WORK TO DO
From the listing below, pull each line that includes "upper".

[Dataset items]
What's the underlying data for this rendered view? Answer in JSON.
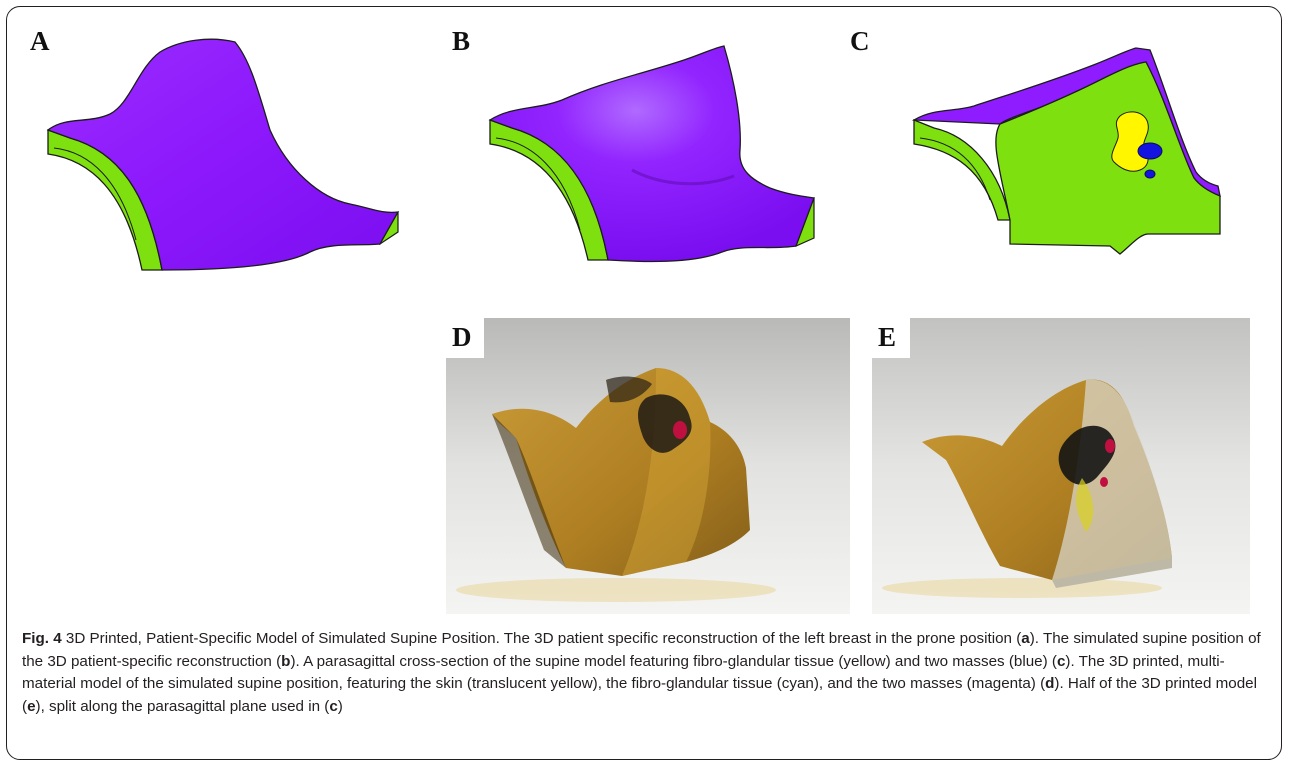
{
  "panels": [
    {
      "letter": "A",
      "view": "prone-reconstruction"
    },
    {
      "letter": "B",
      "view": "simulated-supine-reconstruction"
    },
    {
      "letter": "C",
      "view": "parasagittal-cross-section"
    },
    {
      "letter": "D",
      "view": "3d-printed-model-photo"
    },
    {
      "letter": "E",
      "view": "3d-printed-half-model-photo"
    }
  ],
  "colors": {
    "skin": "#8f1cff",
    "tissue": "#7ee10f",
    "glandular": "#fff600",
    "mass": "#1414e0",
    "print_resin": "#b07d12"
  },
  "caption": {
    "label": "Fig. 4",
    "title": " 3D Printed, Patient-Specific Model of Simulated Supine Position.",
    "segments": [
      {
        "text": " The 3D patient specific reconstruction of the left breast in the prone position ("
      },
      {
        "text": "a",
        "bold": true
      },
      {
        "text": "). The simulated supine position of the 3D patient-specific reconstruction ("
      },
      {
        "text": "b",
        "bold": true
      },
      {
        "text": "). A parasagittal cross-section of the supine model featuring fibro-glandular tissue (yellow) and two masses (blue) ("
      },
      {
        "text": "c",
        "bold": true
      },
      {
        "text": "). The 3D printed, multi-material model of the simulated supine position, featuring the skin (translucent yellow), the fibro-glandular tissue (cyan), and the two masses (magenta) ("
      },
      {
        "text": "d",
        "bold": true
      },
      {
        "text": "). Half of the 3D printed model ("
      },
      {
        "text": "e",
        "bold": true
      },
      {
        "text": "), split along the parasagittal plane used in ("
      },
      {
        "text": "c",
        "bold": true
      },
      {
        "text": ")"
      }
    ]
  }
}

...

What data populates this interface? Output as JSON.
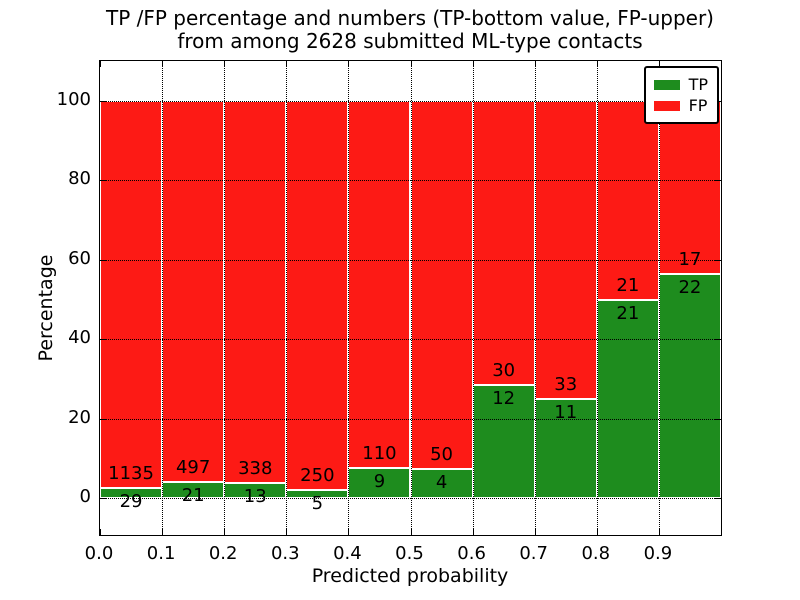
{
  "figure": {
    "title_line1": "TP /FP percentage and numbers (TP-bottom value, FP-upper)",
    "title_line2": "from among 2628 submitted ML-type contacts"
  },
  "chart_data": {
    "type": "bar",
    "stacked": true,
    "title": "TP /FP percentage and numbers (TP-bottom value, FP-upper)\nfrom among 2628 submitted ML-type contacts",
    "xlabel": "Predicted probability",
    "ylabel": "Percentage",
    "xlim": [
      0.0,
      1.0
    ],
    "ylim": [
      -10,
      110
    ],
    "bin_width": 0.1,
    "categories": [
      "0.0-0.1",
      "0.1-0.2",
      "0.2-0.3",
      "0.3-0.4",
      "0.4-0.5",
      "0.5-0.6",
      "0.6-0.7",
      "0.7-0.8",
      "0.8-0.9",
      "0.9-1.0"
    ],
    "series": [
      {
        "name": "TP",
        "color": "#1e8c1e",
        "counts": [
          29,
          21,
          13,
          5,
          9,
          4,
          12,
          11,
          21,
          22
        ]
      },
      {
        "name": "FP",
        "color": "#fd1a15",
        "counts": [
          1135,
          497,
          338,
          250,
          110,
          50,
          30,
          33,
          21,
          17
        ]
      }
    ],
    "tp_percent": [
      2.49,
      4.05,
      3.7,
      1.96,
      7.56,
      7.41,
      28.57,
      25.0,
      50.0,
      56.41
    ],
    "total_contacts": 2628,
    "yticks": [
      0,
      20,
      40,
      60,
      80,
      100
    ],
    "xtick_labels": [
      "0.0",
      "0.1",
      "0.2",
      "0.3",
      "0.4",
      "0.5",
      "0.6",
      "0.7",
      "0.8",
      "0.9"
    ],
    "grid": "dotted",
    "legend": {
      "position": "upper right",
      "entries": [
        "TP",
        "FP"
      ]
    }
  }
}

EXERCISE SOLUTION
    "title_line1": "TP /FP percentage and numbers (TP-bottom value, FP-upper)",
    "title": "TP /FP percentage and numbers (TP-bottom value, FP-upper)\nfrom among 2628 submitted ML-type contacts",
      "position": "upper right",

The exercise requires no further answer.